> **SHORT PROBLEM**
Every entry below should be transcribed exactly; pictures stay out of the copy.

> **RECORD SET**
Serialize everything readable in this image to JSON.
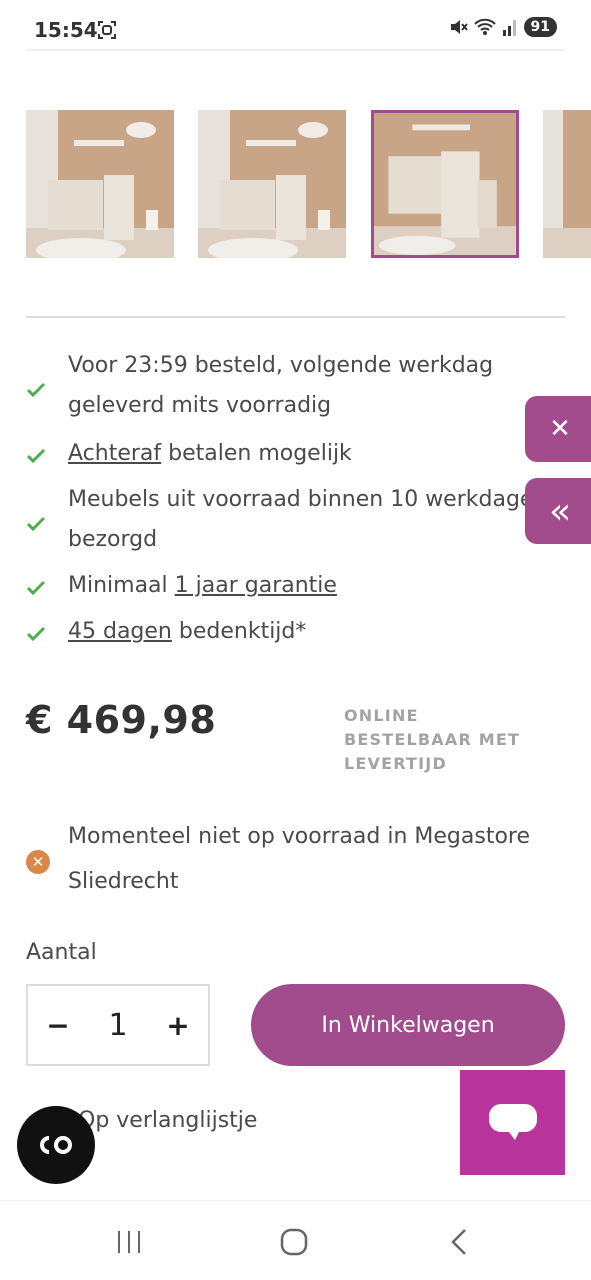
{
  "status_bar": {
    "time": "15:54",
    "battery": "91",
    "icons": [
      "screenshot-icon",
      "mute-icon",
      "wifi-icon",
      "signal-icon",
      "battery-icon"
    ]
  },
  "gallery": {
    "thumbnails": [
      {
        "label": "product-photo-1",
        "selected": false
      },
      {
        "label": "product-photo-2",
        "selected": false
      },
      {
        "label": "product-photo-3",
        "selected": true
      },
      {
        "label": "product-photo-4",
        "selected": false
      }
    ]
  },
  "usps": [
    {
      "lines": [
        "Voor 23:59 besteld, volgende werkdag",
        "geleverd mits voorradig"
      ]
    },
    {
      "link": "Achteraf",
      "rest": " betalen mogelijk"
    },
    {
      "lines": [
        "Meubels uit voorraad binnen 10 werkdagen",
        "bezorgd"
      ]
    },
    {
      "prefix": "Minimaal ",
      "link": "1 jaar garantie"
    },
    {
      "link": "45 dagen",
      "rest": " bedenktijd*"
    }
  ],
  "price": {
    "amount": "€ 469,98",
    "availability": [
      "ONLINE",
      "BESTELBAAR MET",
      "LEVERTIJD"
    ]
  },
  "stock": {
    "lines": [
      "Momenteel niet op voorraad in Megastore",
      "Sliedrecht"
    ],
    "icon": "close-circle-icon"
  },
  "quantity": {
    "label": "Aantal",
    "value": "1",
    "minus": "−",
    "plus": "+"
  },
  "cart_button": "In Winkelwagen",
  "wishlist": "Op verlanglijstje",
  "side_tabs": {
    "close": "✕",
    "expand": "«"
  },
  "co_badge": "CO",
  "colors": {
    "brand": "#a24c8d",
    "chat": "#b8349c",
    "check": "#4caf50",
    "stock_warning": "#d9874a"
  }
}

> **OUTPUT**
Serialize everything readable in this image to JSON.
{
  "status_bar": {
    "time": "15:54",
    "battery": "91",
    "icons": [
      "screenshot-icon",
      "mute-icon",
      "wifi-icon",
      "signal-icon",
      "battery-icon"
    ]
  },
  "gallery": {
    "thumbnails": [
      {
        "label": "product-photo-1",
        "selected": false
      },
      {
        "label": "product-photo-2",
        "selected": false
      },
      {
        "label": "product-photo-3",
        "selected": true
      },
      {
        "label": "product-photo-4",
        "selected": false
      }
    ]
  },
  "usps": [
    {
      "lines": [
        "Voor 23:59 besteld, volgende werkdag",
        "geleverd mits voorradig"
      ]
    },
    {
      "link": "Achteraf",
      "rest": " betalen mogelijk"
    },
    {
      "lines": [
        "Meubels uit voorraad binnen 10 werkdagen",
        "bezorgd"
      ]
    },
    {
      "prefix": "Minimaal ",
      "link": "1 jaar garantie"
    },
    {
      "link": "45 dagen",
      "rest": " bedenktijd*"
    }
  ],
  "price": {
    "amount": "€ 469,98",
    "availability": [
      "ONLINE",
      "BESTELBAAR MET",
      "LEVERTIJD"
    ]
  },
  "stock": {
    "lines": [
      "Momenteel niet op voorraad in Megastore",
      "Sliedrecht"
    ],
    "icon": "close-circle-icon"
  },
  "quantity": {
    "label": "Aantal",
    "value": "1",
    "minus": "−",
    "plus": "+"
  },
  "cart_button": "In Winkelwagen",
  "wishlist": "Op verlanglijstje",
  "side_tabs": {
    "close": "✕",
    "expand": "«"
  },
  "co_badge": "CO",
  "colors": {
    "brand": "#a24c8d",
    "chat": "#b8349c",
    "check": "#4caf50",
    "stock_warning": "#d9874a"
  }
}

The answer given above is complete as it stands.